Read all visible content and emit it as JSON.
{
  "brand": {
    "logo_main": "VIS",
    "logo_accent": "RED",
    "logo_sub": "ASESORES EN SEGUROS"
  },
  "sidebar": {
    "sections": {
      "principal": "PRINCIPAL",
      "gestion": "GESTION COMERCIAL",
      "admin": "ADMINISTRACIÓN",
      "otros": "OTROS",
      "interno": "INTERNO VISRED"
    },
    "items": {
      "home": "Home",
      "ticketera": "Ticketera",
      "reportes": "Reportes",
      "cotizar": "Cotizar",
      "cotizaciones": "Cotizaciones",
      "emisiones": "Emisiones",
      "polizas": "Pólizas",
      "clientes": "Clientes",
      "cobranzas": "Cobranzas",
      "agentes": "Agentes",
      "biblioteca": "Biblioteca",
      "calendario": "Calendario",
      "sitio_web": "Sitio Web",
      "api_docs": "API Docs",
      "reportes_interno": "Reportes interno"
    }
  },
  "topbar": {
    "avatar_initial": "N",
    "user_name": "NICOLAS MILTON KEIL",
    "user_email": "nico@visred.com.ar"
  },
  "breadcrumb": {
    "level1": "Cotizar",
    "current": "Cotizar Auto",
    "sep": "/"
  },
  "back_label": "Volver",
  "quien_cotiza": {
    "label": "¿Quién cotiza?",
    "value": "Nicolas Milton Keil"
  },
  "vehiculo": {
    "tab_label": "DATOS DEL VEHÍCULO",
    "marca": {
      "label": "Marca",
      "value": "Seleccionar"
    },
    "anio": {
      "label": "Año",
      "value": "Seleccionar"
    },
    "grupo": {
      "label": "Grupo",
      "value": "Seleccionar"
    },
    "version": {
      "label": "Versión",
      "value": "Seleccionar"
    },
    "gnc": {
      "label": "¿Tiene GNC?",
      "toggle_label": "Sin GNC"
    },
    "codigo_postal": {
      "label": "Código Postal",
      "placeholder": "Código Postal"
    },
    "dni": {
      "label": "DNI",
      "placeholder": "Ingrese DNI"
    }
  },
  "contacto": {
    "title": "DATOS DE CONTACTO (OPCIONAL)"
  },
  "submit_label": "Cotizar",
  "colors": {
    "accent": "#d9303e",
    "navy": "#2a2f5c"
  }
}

◆ Written request:
Retype every entry above, word for word.

◆ In response:
Read all visible content and emit it as JSON.
{
  "brand": {
    "logo_main": "VIS",
    "logo_accent": "RED",
    "logo_sub": "ASESORES EN SEGUROS"
  },
  "sidebar": {
    "sections": {
      "principal": "PRINCIPAL",
      "gestion": "GESTION COMERCIAL",
      "admin": "ADMINISTRACIÓN",
      "otros": "OTROS",
      "interno": "INTERNO VISRED"
    },
    "items": {
      "home": "Home",
      "ticketera": "Ticketera",
      "reportes": "Reportes",
      "cotizar": "Cotizar",
      "cotizaciones": "Cotizaciones",
      "emisiones": "Emisiones",
      "polizas": "Pólizas",
      "clientes": "Clientes",
      "cobranzas": "Cobranzas",
      "agentes": "Agentes",
      "biblioteca": "Biblioteca",
      "calendario": "Calendario",
      "sitio_web": "Sitio Web",
      "api_docs": "API Docs",
      "reportes_interno": "Reportes interno"
    }
  },
  "topbar": {
    "avatar_initial": "N",
    "user_name": "NICOLAS MILTON KEIL",
    "user_email": "nico@visred.com.ar"
  },
  "breadcrumb": {
    "level1": "Cotizar",
    "current": "Cotizar Auto",
    "sep": "/"
  },
  "back_label": "Volver",
  "quien_cotiza": {
    "label": "¿Quién cotiza?",
    "value": "Nicolas Milton Keil"
  },
  "vehiculo": {
    "tab_label": "DATOS DEL VEHÍCULO",
    "marca": {
      "label": "Marca",
      "value": "Seleccionar"
    },
    "anio": {
      "label": "Año",
      "value": "Seleccionar"
    },
    "grupo": {
      "label": "Grupo",
      "value": "Seleccionar"
    },
    "version": {
      "label": "Versión",
      "value": "Seleccionar"
    },
    "gnc": {
      "label": "¿Tiene GNC?",
      "toggle_label": "Sin GNC"
    },
    "codigo_postal": {
      "label": "Código Postal",
      "placeholder": "Código Postal"
    },
    "dni": {
      "label": "DNI",
      "placeholder": "Ingrese DNI"
    }
  },
  "contacto": {
    "title": "DATOS DE CONTACTO (OPCIONAL)"
  },
  "submit_label": "Cotizar",
  "colors": {
    "accent": "#d9303e",
    "navy": "#2a2f5c"
  }
}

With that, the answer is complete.